How many lines in the entries below contain the word "fulcrum"? Case counts, and the reply should be the number alone.
--- start of SUPPLIED MATERIAL ---
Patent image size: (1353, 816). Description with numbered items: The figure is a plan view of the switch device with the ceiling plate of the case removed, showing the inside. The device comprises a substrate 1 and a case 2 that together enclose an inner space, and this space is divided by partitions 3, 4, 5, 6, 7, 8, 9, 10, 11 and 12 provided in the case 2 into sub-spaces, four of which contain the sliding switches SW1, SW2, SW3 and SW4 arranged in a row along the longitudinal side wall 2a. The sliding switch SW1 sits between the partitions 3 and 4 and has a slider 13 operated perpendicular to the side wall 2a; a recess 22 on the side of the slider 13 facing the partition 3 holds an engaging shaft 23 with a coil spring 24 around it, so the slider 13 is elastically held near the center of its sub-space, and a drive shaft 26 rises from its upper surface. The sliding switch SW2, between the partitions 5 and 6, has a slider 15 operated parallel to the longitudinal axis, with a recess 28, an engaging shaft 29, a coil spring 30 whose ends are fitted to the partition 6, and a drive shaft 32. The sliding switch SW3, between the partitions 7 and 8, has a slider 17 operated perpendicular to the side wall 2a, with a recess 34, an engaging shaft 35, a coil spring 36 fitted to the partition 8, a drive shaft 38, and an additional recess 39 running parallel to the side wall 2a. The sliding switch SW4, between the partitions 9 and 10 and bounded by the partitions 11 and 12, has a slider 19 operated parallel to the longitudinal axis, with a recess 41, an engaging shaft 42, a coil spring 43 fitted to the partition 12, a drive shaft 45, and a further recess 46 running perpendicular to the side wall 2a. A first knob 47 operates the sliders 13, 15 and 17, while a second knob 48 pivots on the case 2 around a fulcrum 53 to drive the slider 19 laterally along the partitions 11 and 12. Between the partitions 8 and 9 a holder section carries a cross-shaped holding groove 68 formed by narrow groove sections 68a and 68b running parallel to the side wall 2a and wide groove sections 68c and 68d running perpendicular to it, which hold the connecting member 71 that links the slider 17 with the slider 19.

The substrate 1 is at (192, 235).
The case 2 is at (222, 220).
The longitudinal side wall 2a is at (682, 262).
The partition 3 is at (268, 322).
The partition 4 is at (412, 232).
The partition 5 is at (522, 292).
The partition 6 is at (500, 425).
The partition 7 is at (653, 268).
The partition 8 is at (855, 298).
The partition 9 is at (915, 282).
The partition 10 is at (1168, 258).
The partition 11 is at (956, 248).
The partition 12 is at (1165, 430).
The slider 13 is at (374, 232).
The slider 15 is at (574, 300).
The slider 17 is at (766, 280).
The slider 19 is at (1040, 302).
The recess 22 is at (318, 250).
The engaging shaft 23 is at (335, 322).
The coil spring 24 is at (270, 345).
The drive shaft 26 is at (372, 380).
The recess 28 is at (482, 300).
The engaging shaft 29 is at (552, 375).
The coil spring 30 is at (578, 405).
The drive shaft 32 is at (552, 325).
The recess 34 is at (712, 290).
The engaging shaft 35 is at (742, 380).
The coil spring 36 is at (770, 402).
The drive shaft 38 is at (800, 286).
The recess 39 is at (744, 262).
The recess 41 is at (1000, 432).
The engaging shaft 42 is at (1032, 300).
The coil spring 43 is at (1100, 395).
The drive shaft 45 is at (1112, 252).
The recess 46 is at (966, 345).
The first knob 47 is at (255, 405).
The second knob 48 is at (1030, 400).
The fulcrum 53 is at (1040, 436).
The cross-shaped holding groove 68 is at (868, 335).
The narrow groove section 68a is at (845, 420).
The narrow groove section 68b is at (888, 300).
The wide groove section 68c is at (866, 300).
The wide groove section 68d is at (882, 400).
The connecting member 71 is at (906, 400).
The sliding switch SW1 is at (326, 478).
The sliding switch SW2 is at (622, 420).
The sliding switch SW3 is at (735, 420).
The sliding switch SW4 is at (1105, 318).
--- end of SUPPLIED MATERIAL ---
▶ FULL OUTPUT
2